=== Supplied material ===
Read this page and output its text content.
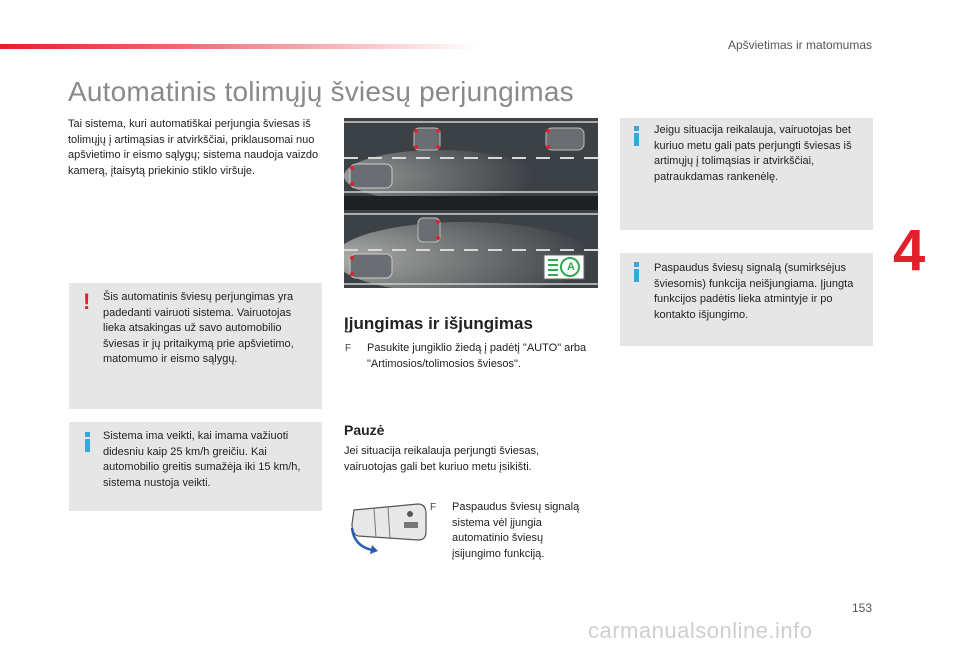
Apšvietimas ir matomumas
4
Automatinis tolimųjų šviesų perjungimas

Tai sistema, kuri automatiškai perjungia šviesas iš tolimųjų į artimąsias ir atvirkščiai, priklausomai nuo apšvietimo ir eismo sąlygų; sistema naudoja vaizdo kamerą, įtaisytą priekinio stiklo viršuje.

! Šis automatinis šviesų perjungimas yra padedanti vairuoti sistema. Vairuotojas lieka atsakingas už savo automobilio šviesas ir jų pritaikymą prie apšvietimo, matomumo ir eismo sąlygų.

Sistema ima veikti, kai imama važiuoti didesniu kaip 25 km/h greičiu. Kai automobilio greitis sumažėja iki 15 km/h, sistema nustoja veikti.

A
Įjungimas ir išjungimas
F Pasukite jungiklio žiedą į padėtį "AUTO" arba "Artimosios/tolimosios šviesos".

Pauzė

Jei situacija reikalauja perjungti šviesas, vairuotojas gali bet kuriuo metu įsikišti.

F Paspaudus šviesų signalą sistema vėl įjungia automatinio šviesų įsijungimo funkciją.

Jeigu situacija reikalauja, vairuotojas bet kuriuo metu gali pats perjungti šviesas iš artimųjų į tolimąsias ir atvirkščiai, patraukdamas rankenėlę.

Paspaudus šviesų signalą (sumirksėjus šviesomis) funkcija neišjungiama. Įjungta funkcijos padėtis lieka atmintyje ir po kontakto išjungimo.

153
carmanualsonline.info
===
_Exercise:_ Repeat the material above in full and exactly, omitting the pictures.

_Result of the exercise:_
Read this page and output its text content.
Apšvietimas ir matomumas
4
Automatinis tolimųjų šviesų perjungimas

Tai sistema, kuri automatiškai perjungia šviesas iš tolimųjų į artimąsias ir atvirkščiai, priklausomai nuo apšvietimo ir eismo sąlygų; sistema naudoja vaizdo kamerą, įtaisytą priekinio stiklo viršuje.

! Šis automatinis šviesų perjungimas yra padedanti vairuoti sistema. Vairuotojas lieka atsakingas už savo automobilio šviesas ir jų pritaikymą prie apšvietimo, matomumo ir eismo sąlygų.

Sistema ima veikti, kai imama važiuoti didesniu kaip 25 km/h greičiu. Kai automobilio greitis sumažėja iki 15 km/h, sistema nustoja veikti.

A
Įjungimas ir išjungimas
F Pasukite jungiklio žiedą į padėtį "AUTO" arba "Artimosios/tolimosios šviesos".

Pauzė

Jei situacija reikalauja perjungti šviesas, vairuotojas gali bet kuriuo metu įsikišti.

F Paspaudus šviesų signalą sistema vėl įjungia automatinio šviesų įsijungimo funkciją.

Jeigu situacija reikalauja, vairuotojas bet kuriuo metu gali pats perjungti šviesas iš artimųjų į tolimąsias ir atvirkščiai, patraukdamas rankenėlę.

Paspaudus šviesų signalą (sumirksėjus šviesomis) funkcija neišjungiama. Įjungta funkcijos padėtis lieka atmintyje ir po kontakto išjungimo.

153
carmanualsonline.info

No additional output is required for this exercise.